• _Stated goal_
State only the number of lines that include "fittings".
*** Source records
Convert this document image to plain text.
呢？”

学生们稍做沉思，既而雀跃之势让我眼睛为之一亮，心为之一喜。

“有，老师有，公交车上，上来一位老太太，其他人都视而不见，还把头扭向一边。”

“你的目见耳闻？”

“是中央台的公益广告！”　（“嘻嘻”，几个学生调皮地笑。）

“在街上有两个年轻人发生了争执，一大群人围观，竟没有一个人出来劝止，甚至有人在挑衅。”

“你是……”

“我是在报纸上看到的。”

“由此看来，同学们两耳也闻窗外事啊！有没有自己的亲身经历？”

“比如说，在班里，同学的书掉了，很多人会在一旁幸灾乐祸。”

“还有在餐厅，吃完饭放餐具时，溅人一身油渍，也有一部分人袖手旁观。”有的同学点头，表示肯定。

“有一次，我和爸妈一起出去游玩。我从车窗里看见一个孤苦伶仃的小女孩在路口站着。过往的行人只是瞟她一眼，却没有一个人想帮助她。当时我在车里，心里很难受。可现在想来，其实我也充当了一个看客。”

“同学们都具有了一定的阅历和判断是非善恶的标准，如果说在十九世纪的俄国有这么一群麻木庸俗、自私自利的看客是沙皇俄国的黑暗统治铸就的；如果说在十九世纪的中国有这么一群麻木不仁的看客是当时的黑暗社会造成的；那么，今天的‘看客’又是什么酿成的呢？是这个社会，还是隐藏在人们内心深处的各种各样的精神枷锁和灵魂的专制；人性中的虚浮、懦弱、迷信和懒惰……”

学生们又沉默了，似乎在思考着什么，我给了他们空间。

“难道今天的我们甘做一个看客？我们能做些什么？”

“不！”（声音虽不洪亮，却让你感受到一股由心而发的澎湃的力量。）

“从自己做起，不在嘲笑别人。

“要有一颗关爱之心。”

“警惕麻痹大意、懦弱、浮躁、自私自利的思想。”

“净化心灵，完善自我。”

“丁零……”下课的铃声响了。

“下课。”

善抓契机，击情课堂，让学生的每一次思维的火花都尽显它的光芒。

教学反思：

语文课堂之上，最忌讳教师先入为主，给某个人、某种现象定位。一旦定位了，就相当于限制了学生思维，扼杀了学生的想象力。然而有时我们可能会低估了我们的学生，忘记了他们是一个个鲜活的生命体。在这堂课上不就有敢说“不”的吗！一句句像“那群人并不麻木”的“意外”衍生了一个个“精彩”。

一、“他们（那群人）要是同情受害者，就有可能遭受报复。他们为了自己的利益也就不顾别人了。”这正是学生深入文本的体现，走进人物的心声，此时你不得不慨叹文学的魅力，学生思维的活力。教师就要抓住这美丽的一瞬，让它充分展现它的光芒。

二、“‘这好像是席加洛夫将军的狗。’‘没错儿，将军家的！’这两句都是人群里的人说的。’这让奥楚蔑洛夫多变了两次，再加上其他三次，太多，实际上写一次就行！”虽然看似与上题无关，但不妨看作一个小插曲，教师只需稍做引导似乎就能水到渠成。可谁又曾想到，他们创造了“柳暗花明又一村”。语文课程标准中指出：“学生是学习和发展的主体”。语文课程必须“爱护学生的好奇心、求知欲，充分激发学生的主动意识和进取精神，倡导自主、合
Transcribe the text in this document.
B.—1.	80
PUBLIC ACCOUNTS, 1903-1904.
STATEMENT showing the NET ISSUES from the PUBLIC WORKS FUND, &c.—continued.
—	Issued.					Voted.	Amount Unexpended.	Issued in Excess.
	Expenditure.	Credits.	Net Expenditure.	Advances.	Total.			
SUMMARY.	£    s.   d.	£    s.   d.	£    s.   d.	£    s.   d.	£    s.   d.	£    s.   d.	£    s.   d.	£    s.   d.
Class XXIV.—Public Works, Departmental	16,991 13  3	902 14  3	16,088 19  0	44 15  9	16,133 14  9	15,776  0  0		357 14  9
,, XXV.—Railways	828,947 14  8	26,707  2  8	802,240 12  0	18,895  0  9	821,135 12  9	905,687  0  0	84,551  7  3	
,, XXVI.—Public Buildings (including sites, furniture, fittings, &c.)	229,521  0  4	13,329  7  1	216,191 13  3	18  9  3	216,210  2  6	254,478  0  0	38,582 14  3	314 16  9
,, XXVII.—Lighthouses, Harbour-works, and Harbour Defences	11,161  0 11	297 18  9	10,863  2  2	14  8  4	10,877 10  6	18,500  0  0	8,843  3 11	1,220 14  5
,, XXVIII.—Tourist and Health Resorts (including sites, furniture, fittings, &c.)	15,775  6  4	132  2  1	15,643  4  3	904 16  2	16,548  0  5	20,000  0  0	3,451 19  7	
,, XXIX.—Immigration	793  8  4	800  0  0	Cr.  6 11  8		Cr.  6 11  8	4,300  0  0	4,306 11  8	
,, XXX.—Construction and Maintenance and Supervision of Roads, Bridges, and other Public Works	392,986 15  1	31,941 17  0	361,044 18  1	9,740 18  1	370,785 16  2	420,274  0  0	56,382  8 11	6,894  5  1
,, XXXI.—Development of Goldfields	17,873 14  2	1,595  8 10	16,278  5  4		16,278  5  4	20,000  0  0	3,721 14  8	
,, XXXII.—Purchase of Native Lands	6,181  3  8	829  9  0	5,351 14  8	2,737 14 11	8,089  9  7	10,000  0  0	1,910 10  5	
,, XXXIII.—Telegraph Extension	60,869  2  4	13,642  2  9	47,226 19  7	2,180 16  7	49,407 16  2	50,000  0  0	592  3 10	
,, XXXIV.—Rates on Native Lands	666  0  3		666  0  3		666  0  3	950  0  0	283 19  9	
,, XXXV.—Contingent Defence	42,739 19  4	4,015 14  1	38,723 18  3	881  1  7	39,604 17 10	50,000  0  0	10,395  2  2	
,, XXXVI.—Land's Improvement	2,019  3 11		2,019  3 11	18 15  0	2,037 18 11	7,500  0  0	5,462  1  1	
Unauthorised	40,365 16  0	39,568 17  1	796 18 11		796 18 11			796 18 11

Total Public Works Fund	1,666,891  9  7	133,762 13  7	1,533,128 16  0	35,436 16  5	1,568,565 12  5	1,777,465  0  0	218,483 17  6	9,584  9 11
******
• _Response below_
2